**Goal of the exercise:** Give back the full listing verbatim, apart from its images.

**Supplied data:**
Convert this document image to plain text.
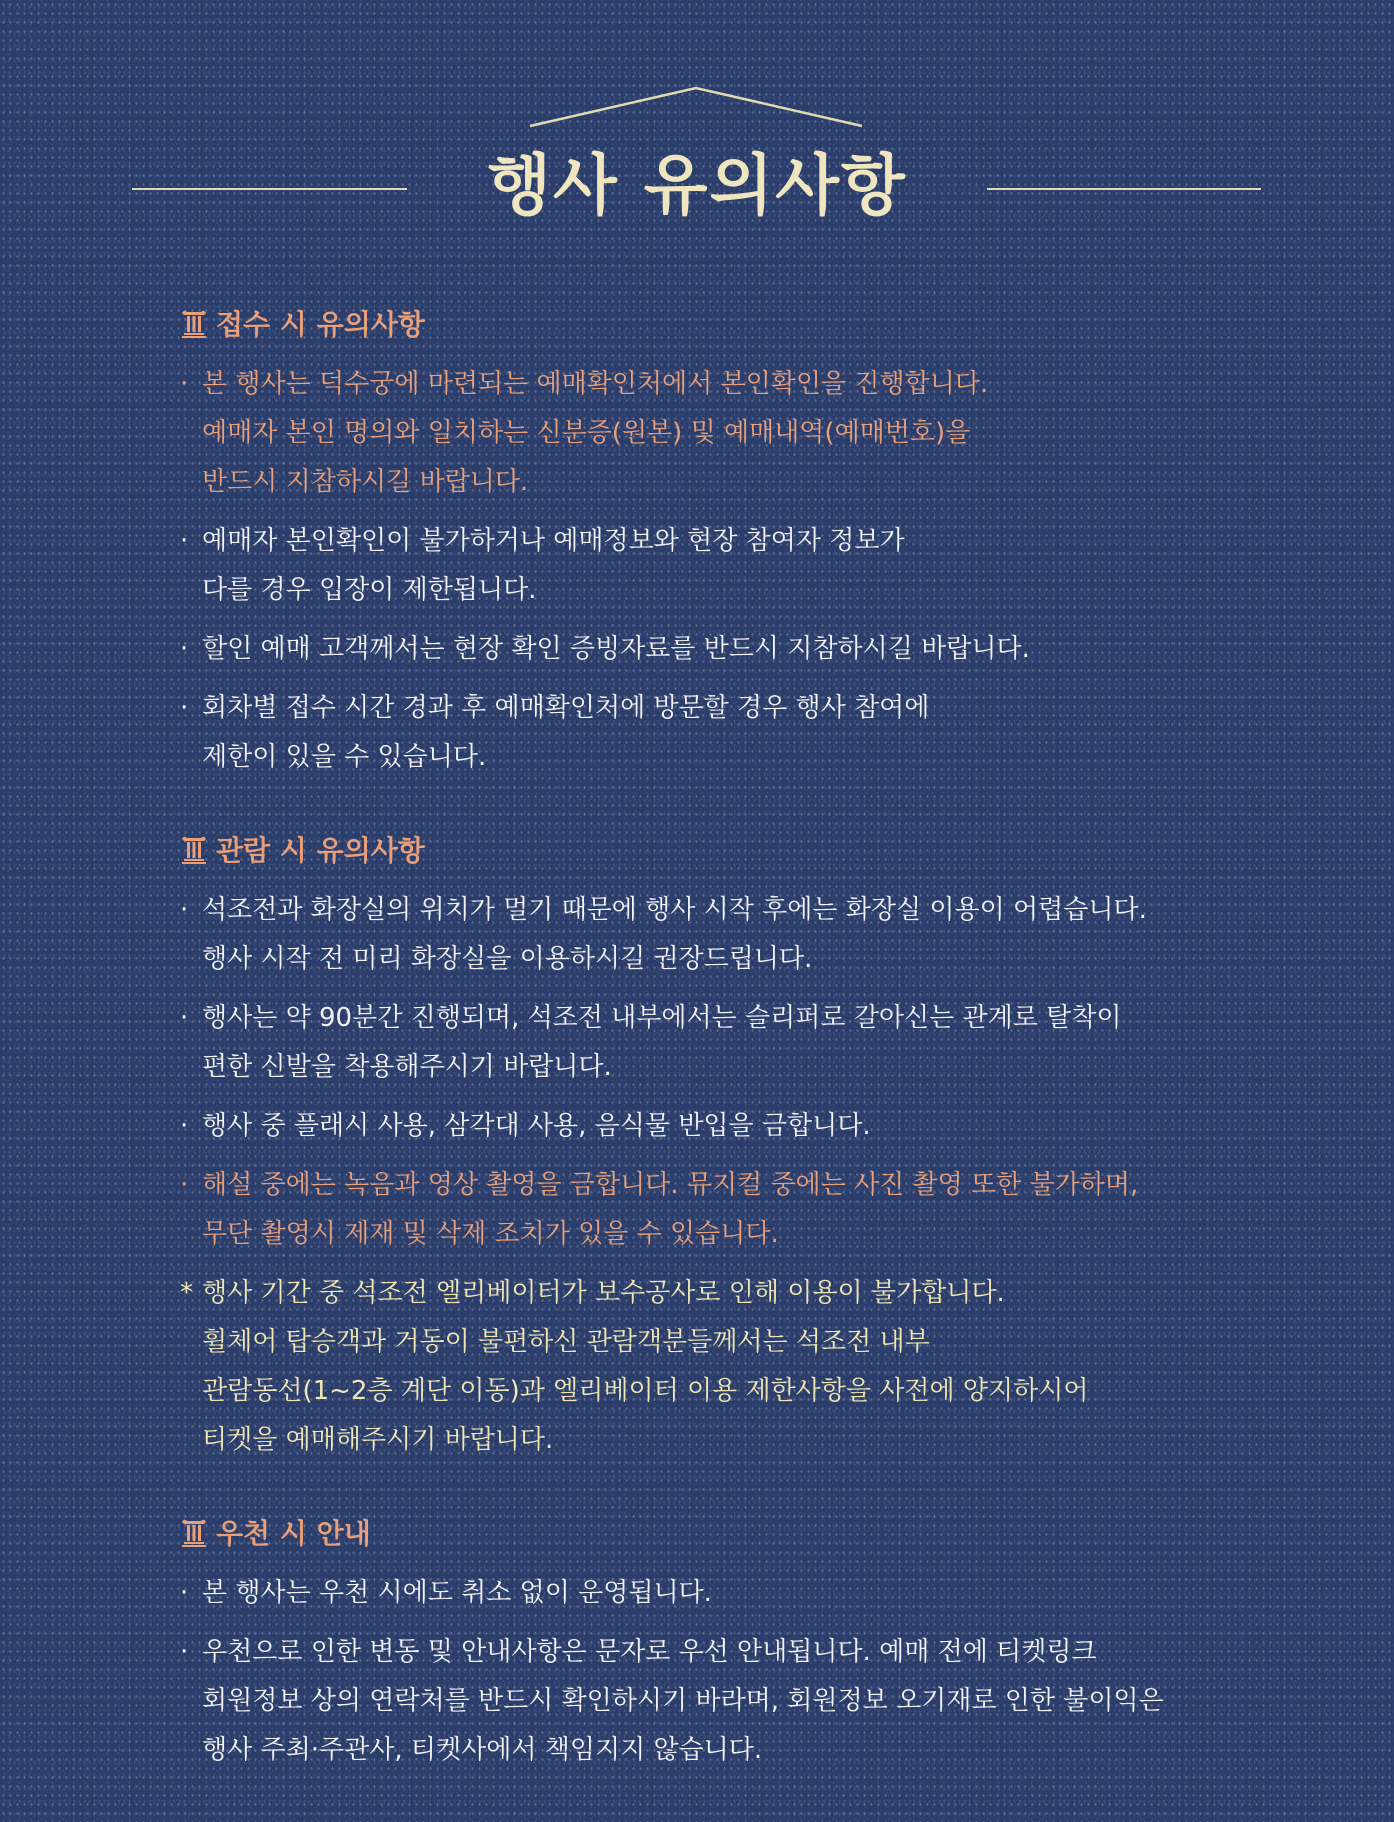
행사 유의사항
접수 시 유의사항
· 본 행사는 덕수궁에 마련되는 예매확인처에서 본인확인을 진행합니다.
예매자 본인 명의와 일치하는 신분증(원본) 및 예매내역(예매번호)을
반드시 지참하시길 바랍니다.
· 예매자 본인확인이 불가하거나 예매정보와 현장 참여자 정보가
다를 경우 입장이 제한됩니다.
· 할인 예매 고객께서는 현장 확인 증빙자료를 반드시 지참하시길 바랍니다.
· 회차별 접수 시간 경과 후 예매확인처에 방문할 경우 행사 참여에
제한이 있을 수 있습니다.
관람 시 유의사항
· 석조전과 화장실의 위치가 멀기 때문에 행사 시작 후에는 화장실 이용이 어렵습니다.
행사 시작 전 미리 화장실을 이용하시길 권장드립니다.
· 행사는 약 90분간 진행되며, 석조전 내부에서는 슬리퍼로 갈아신는 관계로 탈착이
편한 신발을 착용해주시기 바랍니다.
· 행사 중 플래시 사용, 삼각대 사용, 음식물 반입을 금합니다.
· 해설 중에는 녹음과 영상 촬영을 금합니다. 뮤지컬 중에는 사진 촬영 또한 불가하며,
무단 촬영시 제재 및 삭제 조치가 있을 수 있습니다.
* 행사 기간 중 석조전 엘리베이터가 보수공사로 인해 이용이 불가합니다.
휠체어 탑승객과 거동이 불편하신 관람객분들께서는 석조전 내부
관람동선(1~2층 계단 이동)과 엘리베이터 이용 제한사항을 사전에 양지하시어
티켓을 예매해주시기 바랍니다.
우천 시 안내
· 본 행사는 우천 시에도 취소 없이 운영됩니다.
· 우천으로 인한 변동 및 안내사항은 문자로 우선 안내됩니다. 예매 전에 티켓링크
회원정보 상의 연락처를 반드시 확인하시기 바라며, 회원정보 오기재로 인한 불이익은
행사 주최·주관사, 티켓사에서 책임지지 않습니다.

**Answer to this problem:**
Convert this document image to plain text.
행사 유의사항
접수 시 유의사항
· 본 행사는 덕수궁에 마련되는 예매확인처에서 본인확인을 진행합니다.
예매자 본인 명의와 일치하는 신분증(원본) 및 예매내역(예매번호)을
반드시 지참하시길 바랍니다.
· 예매자 본인확인이 불가하거나 예매정보와 현장 참여자 정보가
다를 경우 입장이 제한됩니다.
· 할인 예매 고객께서는 현장 확인 증빙자료를 반드시 지참하시길 바랍니다.
· 회차별 접수 시간 경과 후 예매확인처에 방문할 경우 행사 참여에
제한이 있을 수 있습니다.
관람 시 유의사항
· 석조전과 화장실의 위치가 멀기 때문에 행사 시작 후에는 화장실 이용이 어렵습니다.
행사 시작 전 미리 화장실을 이용하시길 권장드립니다.
· 행사는 약 90분간 진행되며, 석조전 내부에서는 슬리퍼로 갈아신는 관계로 탈착이
편한 신발을 착용해주시기 바랍니다.
· 행사 중 플래시 사용, 삼각대 사용, 음식물 반입을 금합니다.
· 해설 중에는 녹음과 영상 촬영을 금합니다. 뮤지컬 중에는 사진 촬영 또한 불가하며,
무단 촬영시 제재 및 삭제 조치가 있을 수 있습니다.
* 행사 기간 중 석조전 엘리베이터가 보수공사로 인해 이용이 불가합니다.
휠체어 탑승객과 거동이 불편하신 관람객분들께서는 석조전 내부
관람동선(1~2층 계단 이동)과 엘리베이터 이용 제한사항을 사전에 양지하시어
티켓을 예매해주시기 바랍니다.
우천 시 안내
· 본 행사는 우천 시에도 취소 없이 운영됩니다.
· 우천으로 인한 변동 및 안내사항은 문자로 우선 안내됩니다. 예매 전에 티켓링크
회원정보 상의 연락처를 반드시 확인하시기 바라며, 회원정보 오기재로 인한 불이익은
행사 주최·주관사, 티켓사에서 책임지지 않습니다.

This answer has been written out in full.